Boxed element entries:
╔══
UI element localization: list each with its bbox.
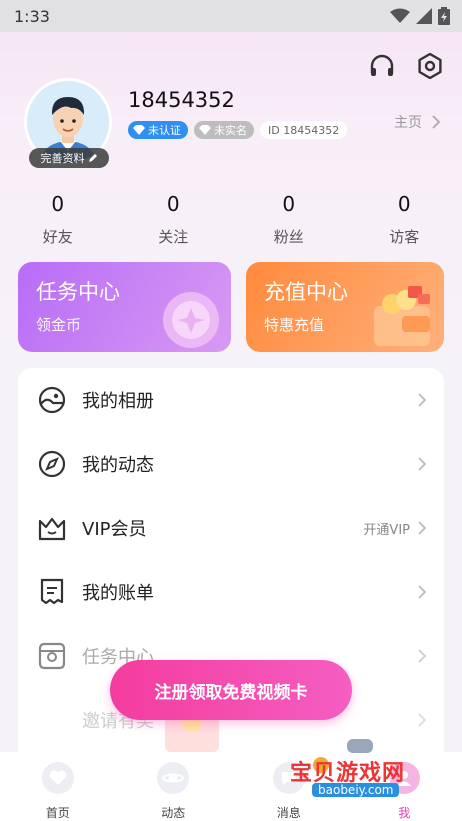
nav-label: 动态 — [161, 806, 186, 820]
invite-icon — [36, 704, 68, 736]
nav-item-moments[interactable]: 动态 — [116, 752, 232, 821]
stat-value: 0 — [397, 192, 411, 216]
compass-icon — [36, 448, 68, 480]
diamond-icon — [133, 125, 145, 135]
headset-icon[interactable] — [368, 52, 396, 80]
settings-icon[interactable] — [416, 52, 444, 80]
status-bar: 1:33 — [0, 0, 462, 32]
edit-profile-button[interactable]: 完善资料 — [29, 148, 109, 168]
recharge-center-card[interactable]: 充值中心 特惠充值 — [246, 262, 444, 352]
album-icon — [36, 384, 68, 416]
stats-row: 0 好友 0 关注 0 粉丝 0 访客 — [0, 192, 462, 247]
verify-badge[interactable]: 未认证 — [128, 121, 188, 139]
chevron-right-icon — [418, 649, 426, 663]
menu-item-moments[interactable]: 我的动态 — [18, 432, 444, 496]
id-badge: ID 18454352 — [260, 121, 348, 139]
chevron-right-icon — [418, 521, 426, 535]
status-time: 1:33 — [14, 6, 50, 26]
nav-label: 首页 — [45, 806, 70, 820]
menu-label: 我的动态 — [82, 455, 154, 476]
planet-icon — [157, 762, 190, 794]
chevron-right-icon — [418, 585, 426, 599]
homepage-link[interactable]: 主页 — [394, 112, 440, 132]
badges: 未认证 未实名 ID 18454352 — [128, 121, 348, 139]
bill-icon — [36, 576, 68, 608]
top-actions — [368, 52, 444, 80]
coin-icon — [163, 292, 219, 348]
stat-fans[interactable]: 0 粉丝 — [231, 192, 347, 247]
stat-label: 粉丝 — [273, 228, 304, 246]
chevron-right-icon — [418, 457, 426, 471]
menu-label: VIP会员 — [82, 519, 147, 540]
username: 18454352 — [128, 88, 235, 112]
stat-value: 0 — [282, 192, 296, 216]
signal-icon — [416, 8, 432, 24]
nav-item-home[interactable]: 首页 — [0, 752, 116, 821]
status-icons — [390, 7, 450, 25]
realname-badge-label: 未实名 — [214, 124, 247, 137]
stat-label: 好友 — [42, 228, 73, 246]
crown-icon — [36, 512, 68, 544]
battery-icon — [438, 7, 450, 25]
stat-friends[interactable]: 0 好友 — [0, 192, 116, 247]
open-vip-label: 开通VIP — [363, 522, 410, 538]
stat-label: 关注 — [158, 228, 189, 246]
menu-label: 我的账单 — [82, 583, 154, 604]
chevron-right-icon — [418, 393, 426, 407]
nav-label: 我 — [398, 806, 411, 820]
avatar-container[interactable]: 完善资料 — [24, 78, 112, 168]
menu-item-vip[interactable]: VIP会员 开通VIP — [18, 496, 444, 560]
stat-value: 0 — [51, 192, 65, 216]
register-free-card-button[interactable]: 注册领取免费视频卡 — [110, 660, 352, 720]
edit-profile-label: 完善资料 — [40, 152, 85, 165]
chevron-right-icon — [432, 115, 440, 129]
wifi-icon — [390, 8, 410, 23]
task-icon — [36, 640, 68, 672]
stat-visitors[interactable]: 0 访客 — [347, 192, 462, 247]
chevron-right-icon — [418, 713, 426, 727]
stat-value: 0 — [166, 192, 180, 216]
homepage-label: 主页 — [394, 115, 422, 131]
nav-label: 消息 — [276, 806, 301, 820]
verify-badge-label: 未认证 — [148, 124, 181, 137]
task-center-card[interactable]: 任务中心 领金币 — [18, 262, 231, 352]
menu-label: 我的相册 — [82, 391, 154, 412]
pencil-icon — [88, 154, 97, 162]
realname-badge[interactable]: 未实名 — [194, 121, 254, 139]
menu-item-album[interactable]: 我的相册 — [18, 368, 444, 432]
stat-label: 访客 — [389, 228, 420, 246]
diamond-icon — [199, 125, 211, 135]
watermark-url: baobeiy.com — [312, 783, 400, 797]
wallet-icon — [374, 286, 430, 346]
stat-following[interactable]: 0 关注 — [116, 192, 232, 247]
home-heart-icon — [41, 762, 74, 794]
menu-item-bill[interactable]: 我的账单 — [18, 560, 444, 624]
╚══
Goal:
Rewrite the lines of the items above, substituting "arrow-right-icon" for every "chevron-right-icon" and keeping everything else the same. Leave the pictures out of your answer.

Complete output:
UI element localization: list each with its bbox.
nav-label: 动态 — [161, 806, 186, 820]
invite-icon — [36, 704, 68, 736]
nav-item-moments[interactable]: 动态 — [116, 752, 232, 821]
stat-value: 0 — [397, 192, 411, 216]
compass-icon — [36, 448, 68, 480]
diamond-icon — [133, 125, 145, 135]
headset-icon[interactable] — [368, 52, 396, 80]
settings-icon[interactable] — [416, 52, 444, 80]
status-bar: 1:33 — [0, 0, 462, 32]
edit-profile-button[interactable]: 完善资料 — [29, 148, 109, 168]
recharge-center-card[interactable]: 充值中心 特惠充值 — [246, 262, 444, 352]
album-icon — [36, 384, 68, 416]
stats-row: 0 好友 0 关注 0 粉丝 0 访客 — [0, 192, 462, 247]
verify-badge[interactable]: 未认证 — [128, 121, 188, 139]
arrow-right-icon — [418, 649, 426, 663]
menu-item-moments[interactable]: 我的动态 — [18, 432, 444, 496]
id-badge: ID 18454352 — [260, 121, 348, 139]
arrow-right-icon — [418, 521, 426, 535]
status-time: 1:33 — [14, 6, 50, 26]
nav-label: 首页 — [45, 806, 70, 820]
menu-label: 我的动态 — [82, 455, 154, 476]
planet-icon — [157, 762, 190, 794]
arrow-right-icon — [418, 585, 426, 599]
homepage-link[interactable]: 主页 — [394, 112, 440, 132]
badges: 未认证 未实名 ID 18454352 — [128, 121, 348, 139]
bill-icon — [36, 576, 68, 608]
top-actions — [368, 52, 444, 80]
coin-icon — [163, 292, 219, 348]
stat-fans[interactable]: 0 粉丝 — [231, 192, 347, 247]
stat-label: 粉丝 — [273, 228, 304, 246]
arrow-right-icon — [418, 457, 426, 471]
menu-label: VIP会员 — [82, 519, 147, 540]
username: 18454352 — [128, 88, 235, 112]
stat-value: 0 — [282, 192, 296, 216]
signal-icon — [416, 8, 432, 24]
nav-item-home[interactable]: 首页 — [0, 752, 116, 821]
status-icons — [390, 7, 450, 25]
realname-badge-label: 未实名 — [214, 124, 247, 137]
stat-label: 好友 — [42, 228, 73, 246]
crown-icon — [36, 512, 68, 544]
battery-icon — [438, 7, 450, 25]
stat-friends[interactable]: 0 好友 — [0, 192, 116, 247]
open-vip-label: 开通VIP — [363, 522, 410, 538]
stat-label: 关注 — [158, 228, 189, 246]
menu-label: 我的账单 — [82, 583, 154, 604]
arrow-right-icon — [418, 393, 426, 407]
nav-label: 我 — [398, 806, 411, 820]
avatar-container[interactable]: 完善资料 — [24, 78, 112, 168]
menu-item-vip[interactable]: VIP会员 开通VIP — [18, 496, 444, 560]
stat-value: 0 — [51, 192, 65, 216]
register-free-card-button[interactable]: 注册领取免费视频卡 — [110, 660, 352, 720]
edit-profile-label: 完善资料 — [40, 152, 85, 165]
arrow-right-icon — [432, 115, 440, 129]
wifi-icon — [390, 8, 410, 23]
task-icon — [36, 640, 68, 672]
stat-visitors[interactable]: 0 访客 — [347, 192, 462, 247]
arrow-right-icon — [418, 713, 426, 727]
stat-value: 0 — [166, 192, 180, 216]
homepage-label: 主页 — [394, 115, 422, 131]
nav-label: 消息 — [276, 806, 301, 820]
verify-badge-label: 未认证 — [148, 124, 181, 137]
task-center-card[interactable]: 任务中心 领金币 — [18, 262, 231, 352]
menu-label: 我的相册 — [82, 391, 154, 412]
pencil-icon — [88, 154, 97, 162]
realname-badge[interactable]: 未实名 — [194, 121, 254, 139]
menu-item-album[interactable]: 我的相册 — [18, 368, 444, 432]
stat-label: 访客 — [389, 228, 420, 246]
diamond-icon — [199, 125, 211, 135]
watermark-url: baobeiy.com — [312, 783, 400, 797]
wallet-icon — [374, 286, 430, 346]
stat-following[interactable]: 0 关注 — [116, 192, 232, 247]
home-heart-icon — [41, 762, 74, 794]
menu-item-bill[interactable]: 我的账单 — [18, 560, 444, 624]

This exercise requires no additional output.